**Task brief:** Identify all lines below that hold "نوبا" and collect them.

(Data records)

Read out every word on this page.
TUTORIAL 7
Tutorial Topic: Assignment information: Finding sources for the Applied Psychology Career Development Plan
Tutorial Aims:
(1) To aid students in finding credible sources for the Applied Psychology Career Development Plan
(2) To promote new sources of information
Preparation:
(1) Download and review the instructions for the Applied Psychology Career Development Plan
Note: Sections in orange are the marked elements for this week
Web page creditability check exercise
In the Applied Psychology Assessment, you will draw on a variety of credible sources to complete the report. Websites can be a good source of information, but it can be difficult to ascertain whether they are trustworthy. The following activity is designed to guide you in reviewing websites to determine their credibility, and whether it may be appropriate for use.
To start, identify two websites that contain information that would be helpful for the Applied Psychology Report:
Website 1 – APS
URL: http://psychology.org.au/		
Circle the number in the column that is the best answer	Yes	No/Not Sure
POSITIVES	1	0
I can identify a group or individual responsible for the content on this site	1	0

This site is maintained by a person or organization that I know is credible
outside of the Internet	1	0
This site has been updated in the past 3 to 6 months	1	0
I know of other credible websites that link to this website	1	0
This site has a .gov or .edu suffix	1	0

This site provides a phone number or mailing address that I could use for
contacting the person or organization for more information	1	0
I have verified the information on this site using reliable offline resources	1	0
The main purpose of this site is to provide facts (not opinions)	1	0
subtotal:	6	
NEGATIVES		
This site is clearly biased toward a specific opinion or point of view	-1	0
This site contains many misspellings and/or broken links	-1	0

---

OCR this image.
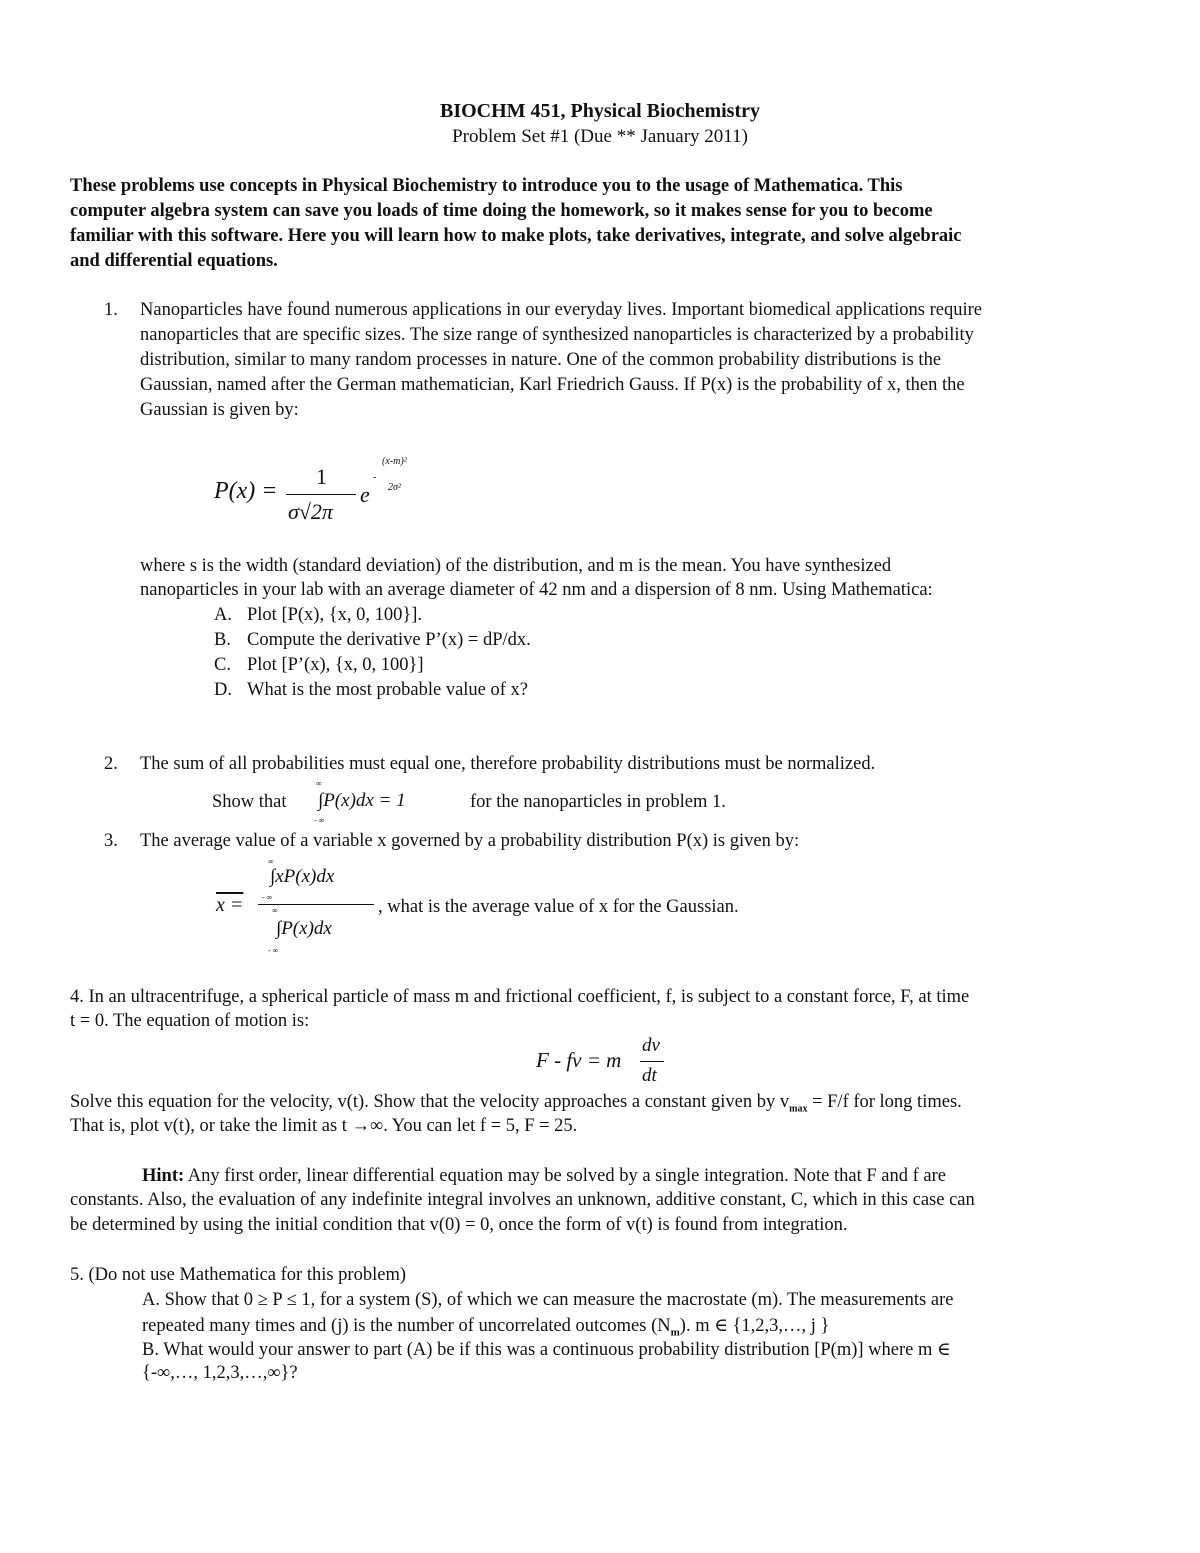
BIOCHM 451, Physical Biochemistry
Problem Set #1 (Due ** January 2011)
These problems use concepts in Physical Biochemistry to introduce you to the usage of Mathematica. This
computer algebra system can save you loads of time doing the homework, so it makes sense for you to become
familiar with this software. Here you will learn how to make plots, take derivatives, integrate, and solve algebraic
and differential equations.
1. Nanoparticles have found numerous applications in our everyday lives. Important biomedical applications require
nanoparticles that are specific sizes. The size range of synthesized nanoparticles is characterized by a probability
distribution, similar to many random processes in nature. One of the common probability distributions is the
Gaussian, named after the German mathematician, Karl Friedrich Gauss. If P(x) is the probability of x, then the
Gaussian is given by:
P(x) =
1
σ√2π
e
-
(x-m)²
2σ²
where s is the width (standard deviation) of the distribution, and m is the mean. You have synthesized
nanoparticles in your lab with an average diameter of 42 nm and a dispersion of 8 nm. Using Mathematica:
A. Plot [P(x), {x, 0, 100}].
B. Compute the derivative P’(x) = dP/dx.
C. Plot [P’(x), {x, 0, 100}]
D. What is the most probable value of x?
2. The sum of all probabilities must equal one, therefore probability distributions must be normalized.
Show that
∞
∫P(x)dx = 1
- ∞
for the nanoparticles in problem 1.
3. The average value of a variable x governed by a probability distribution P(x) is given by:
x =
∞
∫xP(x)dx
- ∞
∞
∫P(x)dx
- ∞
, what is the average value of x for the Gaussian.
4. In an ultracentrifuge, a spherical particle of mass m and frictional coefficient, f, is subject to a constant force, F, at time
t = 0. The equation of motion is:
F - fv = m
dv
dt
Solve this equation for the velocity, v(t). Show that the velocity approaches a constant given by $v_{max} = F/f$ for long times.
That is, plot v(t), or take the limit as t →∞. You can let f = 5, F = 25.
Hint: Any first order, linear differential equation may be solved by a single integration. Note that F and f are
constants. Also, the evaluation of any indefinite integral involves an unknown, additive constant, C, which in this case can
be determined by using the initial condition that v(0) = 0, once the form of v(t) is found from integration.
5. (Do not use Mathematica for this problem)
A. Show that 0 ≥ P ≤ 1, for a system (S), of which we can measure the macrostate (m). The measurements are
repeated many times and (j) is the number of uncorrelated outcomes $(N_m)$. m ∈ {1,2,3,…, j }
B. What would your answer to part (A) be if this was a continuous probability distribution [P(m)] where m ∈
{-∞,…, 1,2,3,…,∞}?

---

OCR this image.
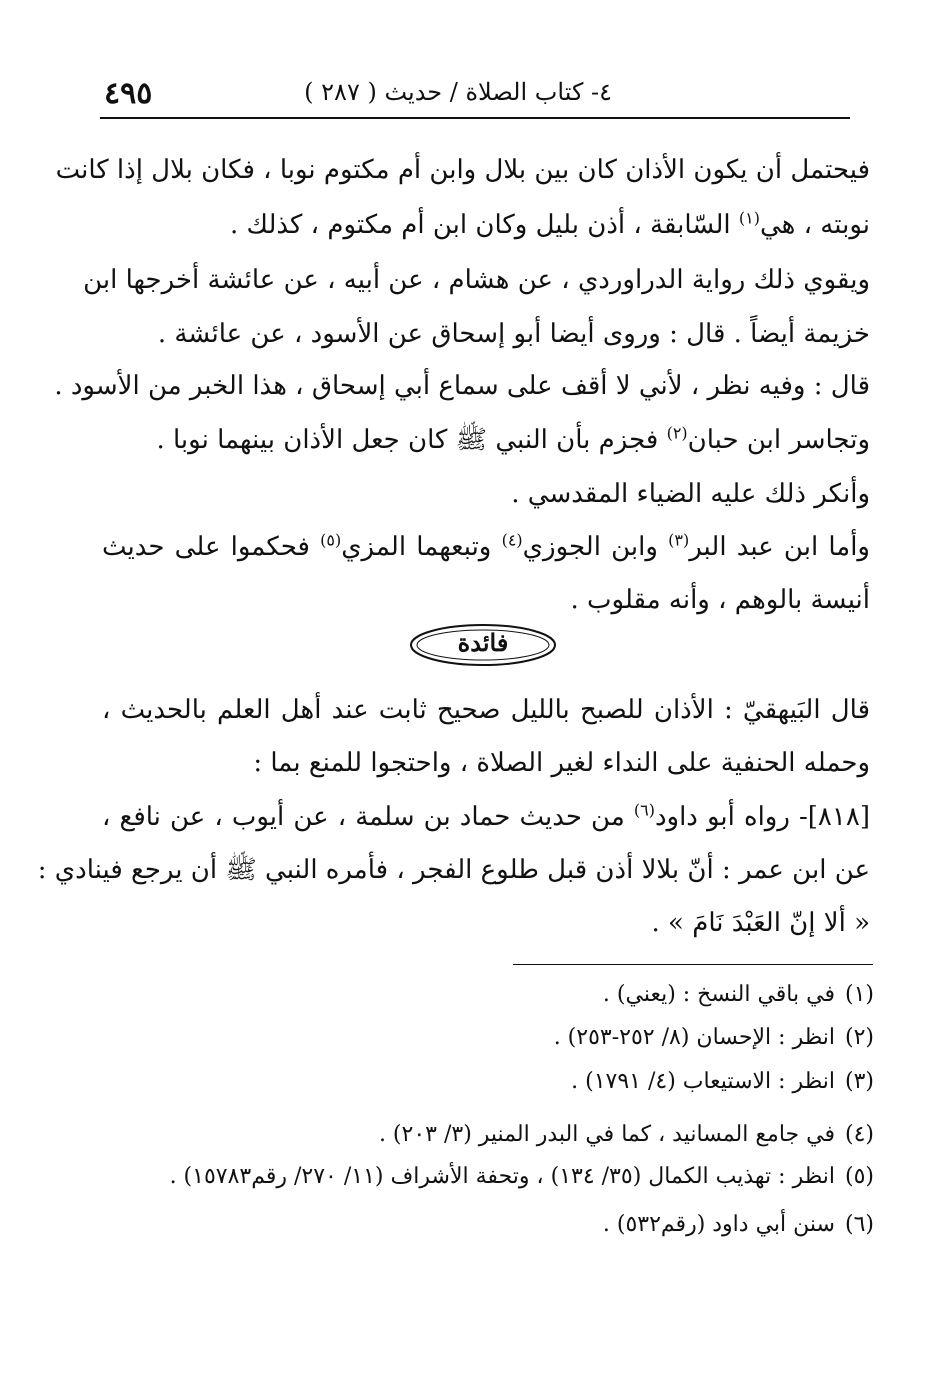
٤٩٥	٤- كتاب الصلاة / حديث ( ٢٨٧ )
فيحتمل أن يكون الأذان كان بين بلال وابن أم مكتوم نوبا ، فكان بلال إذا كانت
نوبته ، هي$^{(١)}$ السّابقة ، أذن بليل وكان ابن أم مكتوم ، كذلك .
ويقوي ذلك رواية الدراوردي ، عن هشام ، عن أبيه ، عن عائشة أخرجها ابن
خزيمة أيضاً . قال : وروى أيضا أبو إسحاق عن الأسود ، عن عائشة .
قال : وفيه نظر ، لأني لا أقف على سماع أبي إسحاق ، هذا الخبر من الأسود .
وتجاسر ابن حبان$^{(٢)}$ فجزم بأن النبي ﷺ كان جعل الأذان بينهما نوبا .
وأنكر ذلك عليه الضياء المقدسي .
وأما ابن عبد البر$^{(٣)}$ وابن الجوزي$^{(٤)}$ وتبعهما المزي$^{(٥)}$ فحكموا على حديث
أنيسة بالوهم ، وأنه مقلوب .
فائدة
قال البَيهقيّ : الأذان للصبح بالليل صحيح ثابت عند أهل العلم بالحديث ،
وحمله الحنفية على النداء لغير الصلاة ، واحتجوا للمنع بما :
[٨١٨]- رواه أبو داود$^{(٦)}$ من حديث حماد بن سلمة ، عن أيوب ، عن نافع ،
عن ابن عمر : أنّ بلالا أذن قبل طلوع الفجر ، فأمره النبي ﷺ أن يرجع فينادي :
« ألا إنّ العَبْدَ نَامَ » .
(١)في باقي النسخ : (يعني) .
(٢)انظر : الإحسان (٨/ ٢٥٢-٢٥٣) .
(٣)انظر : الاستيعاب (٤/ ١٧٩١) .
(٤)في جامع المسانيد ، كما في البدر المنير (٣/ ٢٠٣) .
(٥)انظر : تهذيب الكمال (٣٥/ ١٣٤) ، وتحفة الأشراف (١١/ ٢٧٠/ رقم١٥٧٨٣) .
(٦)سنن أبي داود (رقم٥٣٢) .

**Exercise output:**
فيحتمل أن يكون الأذان كان بين بلال وابن أم مكتوم نوبا ، فكان بلال إذا كانت
وتجاسر ابن حبان$^{(٢)}$ فجزم بأن النبي ﷺ كان جعل الأذان بينهما نوبا .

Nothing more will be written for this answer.